To do:
Can the data below be echoed back word for word?
Start of The data
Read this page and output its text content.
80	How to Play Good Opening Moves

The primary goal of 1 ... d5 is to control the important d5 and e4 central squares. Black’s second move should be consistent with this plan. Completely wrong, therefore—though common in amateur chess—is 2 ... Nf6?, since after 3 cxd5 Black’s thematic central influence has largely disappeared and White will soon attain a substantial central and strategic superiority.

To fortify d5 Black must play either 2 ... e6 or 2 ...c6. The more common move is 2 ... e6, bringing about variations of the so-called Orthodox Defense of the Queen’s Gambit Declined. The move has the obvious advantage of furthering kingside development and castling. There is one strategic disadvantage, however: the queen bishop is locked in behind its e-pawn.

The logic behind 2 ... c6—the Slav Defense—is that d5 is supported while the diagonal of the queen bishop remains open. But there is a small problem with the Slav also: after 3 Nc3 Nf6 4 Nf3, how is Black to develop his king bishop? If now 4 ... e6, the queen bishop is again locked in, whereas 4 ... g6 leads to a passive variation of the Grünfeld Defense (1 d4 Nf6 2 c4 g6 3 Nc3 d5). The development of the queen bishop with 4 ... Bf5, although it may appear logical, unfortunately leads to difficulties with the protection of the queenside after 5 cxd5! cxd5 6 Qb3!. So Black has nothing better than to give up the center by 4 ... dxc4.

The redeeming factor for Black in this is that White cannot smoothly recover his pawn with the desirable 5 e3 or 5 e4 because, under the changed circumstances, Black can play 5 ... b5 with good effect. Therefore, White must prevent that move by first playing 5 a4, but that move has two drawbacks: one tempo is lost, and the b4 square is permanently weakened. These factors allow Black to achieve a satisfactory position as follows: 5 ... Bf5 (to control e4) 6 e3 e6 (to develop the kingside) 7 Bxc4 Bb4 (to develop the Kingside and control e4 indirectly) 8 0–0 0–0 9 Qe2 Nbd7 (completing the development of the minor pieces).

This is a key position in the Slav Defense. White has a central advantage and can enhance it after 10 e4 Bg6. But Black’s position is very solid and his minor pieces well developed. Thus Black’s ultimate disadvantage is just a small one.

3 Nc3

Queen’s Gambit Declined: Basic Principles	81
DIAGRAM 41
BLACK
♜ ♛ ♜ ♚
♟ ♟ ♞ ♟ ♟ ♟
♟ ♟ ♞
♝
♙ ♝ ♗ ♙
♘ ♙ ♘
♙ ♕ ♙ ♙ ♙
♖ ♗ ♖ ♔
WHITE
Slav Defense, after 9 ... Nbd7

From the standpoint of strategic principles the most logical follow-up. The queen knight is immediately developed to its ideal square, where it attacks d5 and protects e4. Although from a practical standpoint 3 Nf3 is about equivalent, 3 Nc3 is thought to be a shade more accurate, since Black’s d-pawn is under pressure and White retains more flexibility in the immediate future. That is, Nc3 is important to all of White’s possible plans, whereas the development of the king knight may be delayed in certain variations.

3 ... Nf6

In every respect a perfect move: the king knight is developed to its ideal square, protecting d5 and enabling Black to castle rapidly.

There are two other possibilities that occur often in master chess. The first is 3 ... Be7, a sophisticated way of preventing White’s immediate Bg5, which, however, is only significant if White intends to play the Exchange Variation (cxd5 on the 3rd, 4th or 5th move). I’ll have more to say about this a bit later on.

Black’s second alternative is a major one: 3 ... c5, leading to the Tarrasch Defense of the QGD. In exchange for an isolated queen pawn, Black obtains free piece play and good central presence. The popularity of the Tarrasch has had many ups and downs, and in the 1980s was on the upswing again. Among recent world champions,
End of The data
Task answer:
Read this page and output its text content.
80	How to Play Good Opening Moves

The primary goal of 1 ... d5 is to control the important d5 and e4 central squares. Black’s second move should be consistent with this plan. Completely wrong, therefore—though common in amateur chess—is 2 ... Nf6?, since after 3 cxd5 Black’s thematic central influence has largely disappeared and White will soon attain a substantial central and strategic superiority.

To fortify d5 Black must play either 2 ... e6 or 2 ...c6. The more common move is 2 ... e6, bringing about variations of the so-called Orthodox Defense of the Queen’s Gambit Declined. The move has the obvious advantage of furthering kingside development and castling. There is one strategic disadvantage, however: the queen bishop is locked in behind its e-pawn.

The logic behind 2 ... c6—the Slav Defense—is that d5 is supported while the diagonal of the queen bishop remains open. But there is a small problem with the Slav also: after 3 Nc3 Nf6 4 Nf3, how is Black to develop his king bishop? If now 4 ... e6, the queen bishop is again locked in, whereas 4 ... g6 leads to a passive variation of the Grünfeld Defense (1 d4 Nf6 2 c4 g6 3 Nc3 d5). The development of the queen bishop with 4 ... Bf5, although it may appear logical, unfortunately leads to difficulties with the protection of the queenside after 5 cxd5! cxd5 6 Qb3!. So Black has nothing better than to give up the center by 4 ... dxc4.

The redeeming factor for Black in this is that White cannot smoothly recover his pawn with the desirable 5 e3 or 5 e4 because, under the changed circumstances, Black can play 5 ... b5 with good effect. Therefore, White must prevent that move by first playing 5 a4, but that move has two drawbacks: one tempo is lost, and the b4 square is permanently weakened. These factors allow Black to achieve a satisfactory position as follows: 5 ... Bf5 (to control e4) 6 e3 e6 (to develop the kingside) 7 Bxc4 Bb4 (to develop the Kingside and control e4 indirectly) 8 0–0 0–0 9 Qe2 Nbd7 (completing the development of the minor pieces).

This is a key position in the Slav Defense. White has a central advantage and can enhance it after 10 e4 Bg6. But Black’s position is very solid and his minor pieces well developed. Thus Black’s ultimate disadvantage is just a small one.

3 Nc3

Queen’s Gambit Declined: Basic Principles	81
DIAGRAM 41
BLACK
♜ ♛ ♜ ♚
♟ ♟ ♞ ♟ ♟ ♟
♟ ♟ ♞
♝
♙ ♝ ♗ ♙
♘ ♙ ♘
♙ ♕ ♙ ♙ ♙
♖ ♗ ♖ ♔
WHITE
Slav Defense, after 9 ... Nbd7

From the standpoint of strategic principles the most logical follow-up. The queen knight is immediately developed to its ideal square, where it attacks d5 and protects e4. Although from a practical standpoint 3 Nf3 is about equivalent, 3 Nc3 is thought to be a shade more accurate, since Black’s d-pawn is under pressure and White retains more flexibility in the immediate future. That is, Nc3 is important to all of White’s possible plans, whereas the development of the king knight may be delayed in certain variations.

3 ... Nf6

In every respect a perfect move: the king knight is developed to its ideal square, protecting d5 and enabling Black to castle rapidly.

There are two other possibilities that occur often in master chess. The first is 3 ... Be7, a sophisticated way of preventing White’s immediate Bg5, which, however, is only significant if White intends to play the Exchange Variation (cxd5 on the 3rd, 4th or 5th move). I’ll have more to say about this a bit later on.

Black’s second alternative is a major one: 3 ... c5, leading to the Tarrasch Defense of the QGD. In exchange for an isolated queen pawn, Black obtains free piece play and good central presence. The popularity of the Tarrasch has had many ups and downs, and in the 1980s was on the upswing again. Among recent world champions,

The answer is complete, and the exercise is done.